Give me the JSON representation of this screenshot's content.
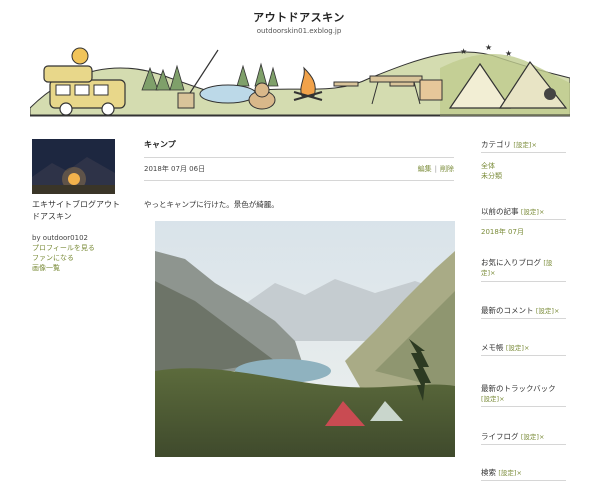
{
  "blog": {
    "title": "アウトドアスキン",
    "url": "outdoorskin01.exblog.jp"
  },
  "profile": {
    "name": "エキサイトブログアウトドアスキン",
    "by": "by outdoor0102",
    "links": [
      "プロフィールを見る",
      "ファンになる",
      "画像一覧"
    ]
  },
  "post": {
    "title": "キャンプ",
    "date": "2018年 07月 06日",
    "edit": "編集",
    "delete": "削除",
    "body": "やっとキャンプに行けた。景色が綺麗。"
  },
  "sidebar": {
    "setting_label": "[設定]",
    "sections": [
      {
        "title": "カテゴリ",
        "links": [
          "全体",
          "未分類"
        ]
      },
      {
        "title": "以前の記事",
        "links": [
          "2018年 07月"
        ]
      },
      {
        "title": "お気に入りブログ",
        "links": []
      },
      {
        "title": "最新のコメント",
        "links": []
      },
      {
        "title": "メモ帳",
        "links": []
      },
      {
        "title": "最新のトラックバック",
        "links": []
      },
      {
        "title": "ライフログ",
        "links": []
      },
      {
        "title": "検索",
        "links": []
      }
    ]
  },
  "colors": {
    "link": "#7b8c3a",
    "rule": "#d6d6d6",
    "header_green": "#cfd9a8",
    "van_yellow": "#e8d78a",
    "lake_blue": "#bcd9e8"
  }
}
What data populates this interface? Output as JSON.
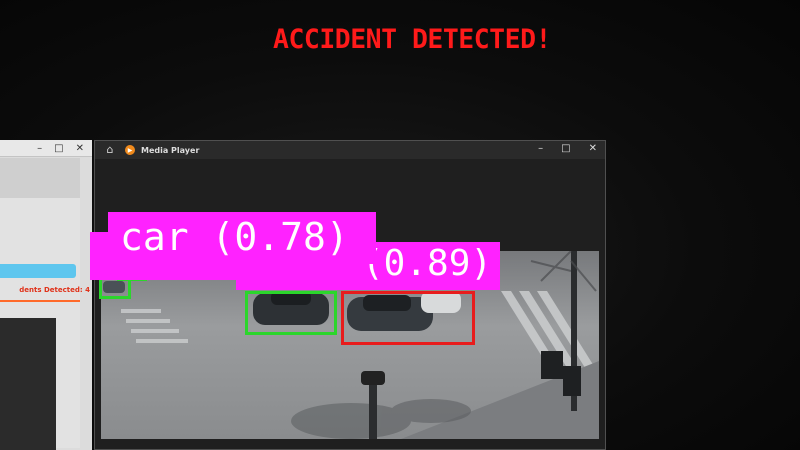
{
  "alert": {
    "text": "ACCIDENT DETECTED!"
  },
  "background_window": {
    "minimize": "–",
    "maximize": "□",
    "close": "✕",
    "status": "dents Detected: 4"
  },
  "media_player": {
    "title": "Media Player",
    "minimize": "–",
    "maximize": "□",
    "close": "✕"
  },
  "detections": {
    "label_1": "car (0.78)",
    "label_2": "(0.89)"
  },
  "colors": {
    "alert": "#ff1a1a",
    "label_background": "#ff22ff",
    "box_normal": "#2bd62b",
    "box_accident": "#e81c1c"
  }
}
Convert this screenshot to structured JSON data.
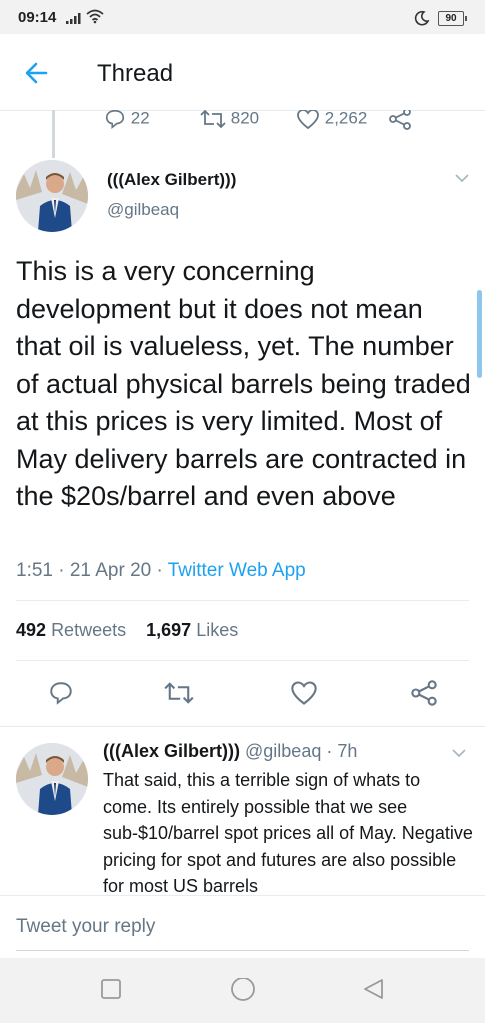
{
  "status_bar": {
    "time": "09:14",
    "battery": "90"
  },
  "header": {
    "title": "Thread"
  },
  "previous_tweet": {
    "reply_count": "22",
    "retweet_count": "820",
    "like_count": "2,262"
  },
  "main_tweet": {
    "author_name": "(((Alex Gilbert)))",
    "author_handle": "@gilbeaq",
    "text": "This is a very concerning development but it does not mean that oil is valueless, yet. The number of actual physical barrels being traded at this prices is very limited. Most of May delivery barrels are contracted in the $20s/barrel and even above",
    "time": "1:51 · 21 Apr 20 · ",
    "app": "Twitter Web App",
    "retweets_count": "492",
    "retweets_label": "Retweets",
    "likes_count": "1,697",
    "likes_label": "Likes"
  },
  "reply_tweet": {
    "author_name": "(((Alex Gilbert)))",
    "author_handle": "@gilbeaq",
    "age": "· 7h",
    "text": "That said, this a terrible sign of whats to come. Its entirely possible that we see sub-$10/barrel spot prices all of May. Negative pricing for spot and futures are also possible for most US barrels"
  },
  "compose": {
    "placeholder": "Tweet your reply"
  },
  "colors": {
    "accent": "#1da1f2",
    "secondary_text": "#657786",
    "divider": "#e6ecf0"
  }
}
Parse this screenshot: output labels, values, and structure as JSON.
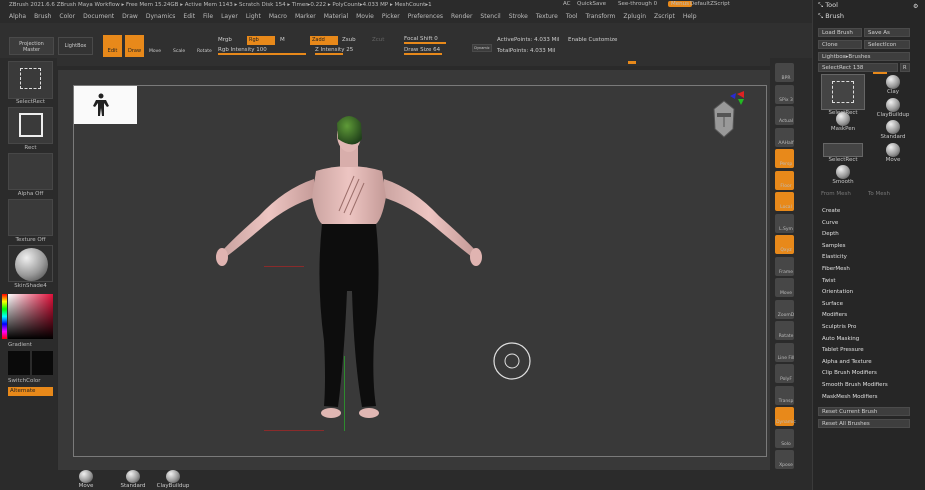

# Your task
Repeat the records word for word. Any picture in them should be left out.

# Output for this exercise
Give me the JSON representation of this screenshot's content.
{
  "blog": {
    "title": "アウトドアスキン",
    "url": "outdoorskin01.exblog.jp"
  },
  "profile": {
    "name": "エキサイトブログアウトドアスキン",
    "by": "by outdoor0102",
    "links": [
      "プロフィールを見る",
      "ファンになる",
      "画像一覧"
    ]
  },
  "post": {
    "title": "キャンプ",
    "date": "2018年 07月 06日",
    "edit": "編集",
    "delete": "削除",
    "body": "やっとキャンプに行けた。景色が綺麗。"
  },
  "sidebar": {
    "setting_label": "[設定]",
    "sections": [
      {
        "title": "カテゴリ",
        "links": [
          "全体",
          "未分類"
        ]
      },
      {
        "title": "以前の記事",
        "links": [
          "2018年 07月"
        ]
      },
      {
        "title": "お気に入りブログ",
        "links": []
      },
      {
        "title": "最新のコメント",
        "links": []
      },
      {
        "title": "メモ帳",
        "links": []
      },
      {
        "title": "最新のトラックバック",
        "links": []
      },
      {
        "title": "ライフログ",
        "links": []
      },
      {
        "title": "検索",
        "links": []
      }
    ]
  },
  "colors": {
    "link": "#7b8c3a",
    "rule": "#d6d6d6",
    "header_green": "#cfd9a8",
    "van_yellow": "#e8d78a",
    "lake_blue": "#bcd9e8"
  }
}
What data populates this interface? Output as JSON.
{
  "alert": {
    "text": "ACCIDENT DETECTED!"
  },
  "background_window": {
    "minimize": "–",
    "maximize": "□",
    "close": "✕",
    "status": "dents Detected: 4"
  },
  "media_player": {
    "title": "Media Player",
    "minimize": "–",
    "maximize": "□",
    "close": "✕"
  },
  "detections": {
    "label_1": "car (0.78)",
    "label_2": "(0.89)"
  },
  "colors": {
    "alert": "#ff1a1a",
    "label_background": "#ff22ff",
    "box_normal": "#2bd62b",
    "box_accident": "#e81c1c"
  }
}
Convert this screenshot to structured JSON data.
{
  "status_bar": {
    "time": "09:14",
    "battery": "90"
  },
  "header": {
    "title": "Thread"
  },
  "previous_tweet": {
    "reply_count": "22",
    "retweet_count": "820",
    "like_count": "2,262"
  },
  "main_tweet": {
    "author_name": "(((Alex Gilbert)))",
    "author_handle": "@gilbeaq",
    "text": "This is a very concerning development but it does not mean that oil is valueless, yet. The number of actual physical barrels being traded at this prices is very limited. Most of May delivery barrels are contracted in the $20s/barrel and even above",
    "time": "1:51 · 21 Apr 20 · ",
    "app": "Twitter Web App",
    "retweets_count": "492",
    "retweets_label": "Retweets",
    "likes_count": "1,697",
    "likes_label": "Likes"
  },
  "reply_tweet": {
    "author_name": "(((Alex Gilbert)))",
    "author_handle": "@gilbeaq",
    "age": "· 7h",
    "text": "That said, this a terrible sign of whats to come. Its entirely possible that we see sub-$10/barrel spot prices all of May. Negative pricing for spot and futures are also possible for most US barrels"
  },
  "compose": {
    "placeholder": "Tweet your reply"
  },
  "colors": {
    "accent": "#1da1f2",
    "secondary_text": "#657786",
    "divider": "#e6ecf0"
  }
}
Parse this screenshot: output labels, values, and structure as JSON.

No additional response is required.